Exercise task:
Make a verbatim copy of the entries below; pictures stay out.

--- start of Provided data ---

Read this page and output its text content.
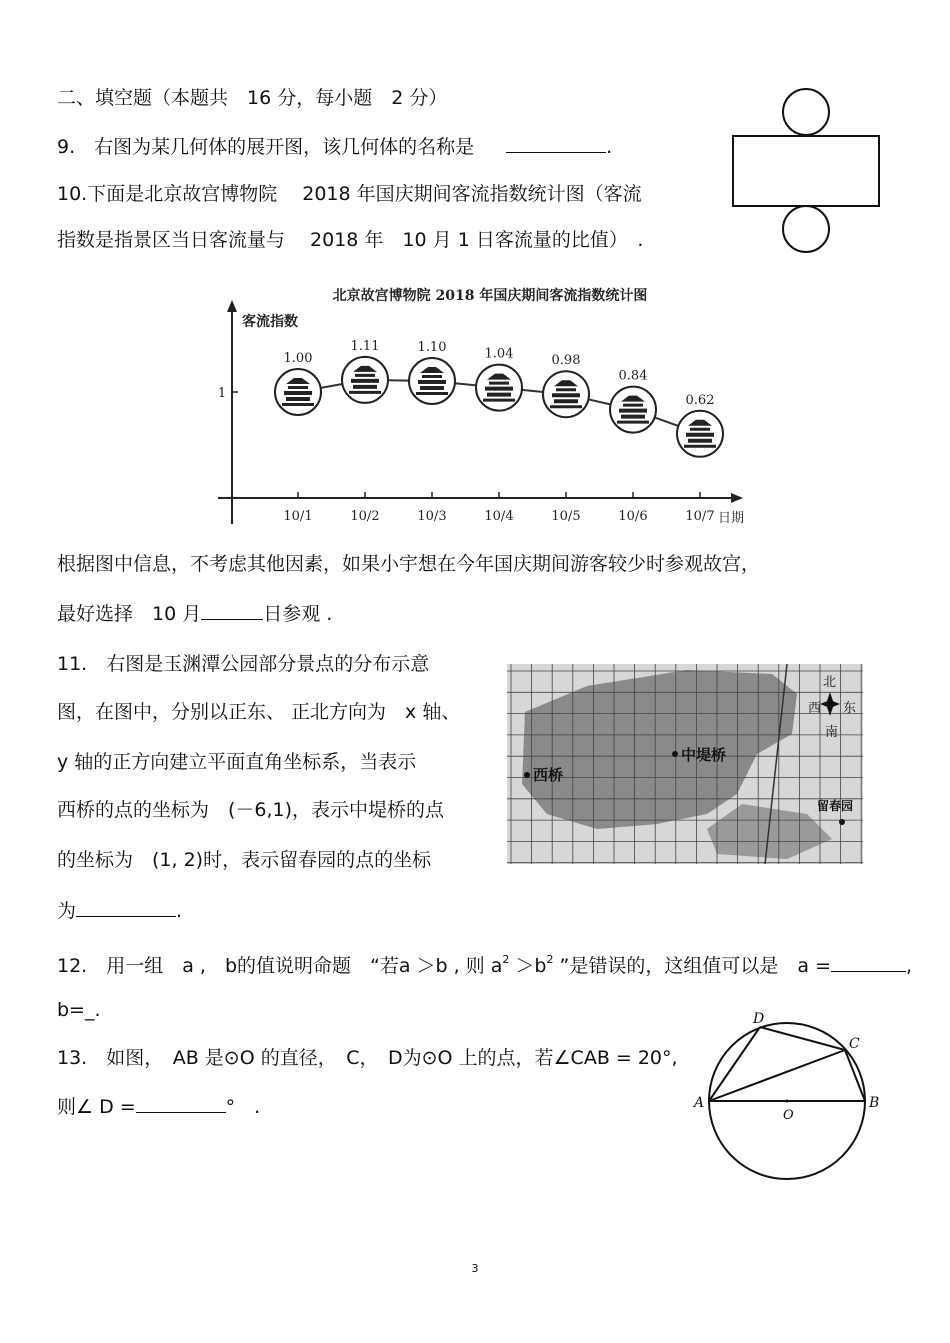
二、填空题（本题共　16 分，每小题　2 分）
9.　右图为某几何体的展开图，该几何体的名称是	.
10.下面是北京故宫博物院　 2018 年国庆期间客流指数统计图（客流
指数是指景区当日客流量与　 2018 年　10 月 1 日客流量的比值）　.
北京故宫博物院 2018 年国庆期间客流指数统计图
客流指数
日期
1
1.00
10/1
1.11
10/2
1.10
10/3
1.04
10/4
0.98
10/5
0.84
10/6
0.62
10/7
根据图中信息，不考虑其他因素，如果小宇想在今年国庆期间游客较少时参观故宫，
最好选择　10 月	日参观 .
11.　右图是玉渊潭公园部分景点的分布示意
图，在图中，分别以正东、 正北方向为　x 轴、
y 轴的正方向建立平面直角坐标系，当表示
西桥的点的坐标为　(－6,1)，表示中堤桥的点
的坐标为　(1, 2)时，表示留春园的点的坐标
为	.
西桥
中堤桥
留春园
北
西 东
南
12.　用一组　a ,　b的值说明命题　“若a ＞b , 则 $a^2 >b^2$ ”是错误的，这组值可以是　a =	,
b=_.
13.　如图，　AB 是⊙O 的直径，　C，　D为⊙O 上的点，若∠CAB = 20°,
则∠ D =	°　.	A	B
C
D
O
3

--- end of Provided data ---

Output of the exercise:
Read this page and output its text content.
二、填空题（本题共　16 分，每小题　2 分）
9.　右图为某几何体的展开图，该几何体的名称是	.
10.下面是北京故宫博物院　 2018 年国庆期间客流指数统计图（客流
指数是指景区当日客流量与　 2018 年　10 月 1 日客流量的比值）　.
北京故宫博物院 2018 年国庆期间客流指数统计图
客流指数
日期
1
1.00
10/1
1.11
10/2
1.10
10/3
1.04
10/4
0.98
10/5
0.84
10/6
0.62
10/7
根据图中信息，不考虑其他因素，如果小宇想在今年国庆期间游客较少时参观故宫，
最好选择　10 月	日参观 .
11.　右图是玉渊潭公园部分景点的分布示意
图，在图中，分别以正东、 正北方向为　x 轴、
y 轴的正方向建立平面直角坐标系，当表示
西桥的点的坐标为　(－6,1)，表示中堤桥的点
的坐标为　(1, 2)时，表示留春园的点的坐标
为	.
西桥
中堤桥
留春园
北
西 东
南
12.　用一组　a ,　b的值说明命题　“若a ＞b , 则 $a^2 >b^2$ ”是错误的，这组值可以是　a =	,
b=_.
13.　如图，　AB 是⊙O 的直径，　C，　D为⊙O 上的点，若∠CAB = 20°,
则∠ D =	°　.	A	B
C
D
O
3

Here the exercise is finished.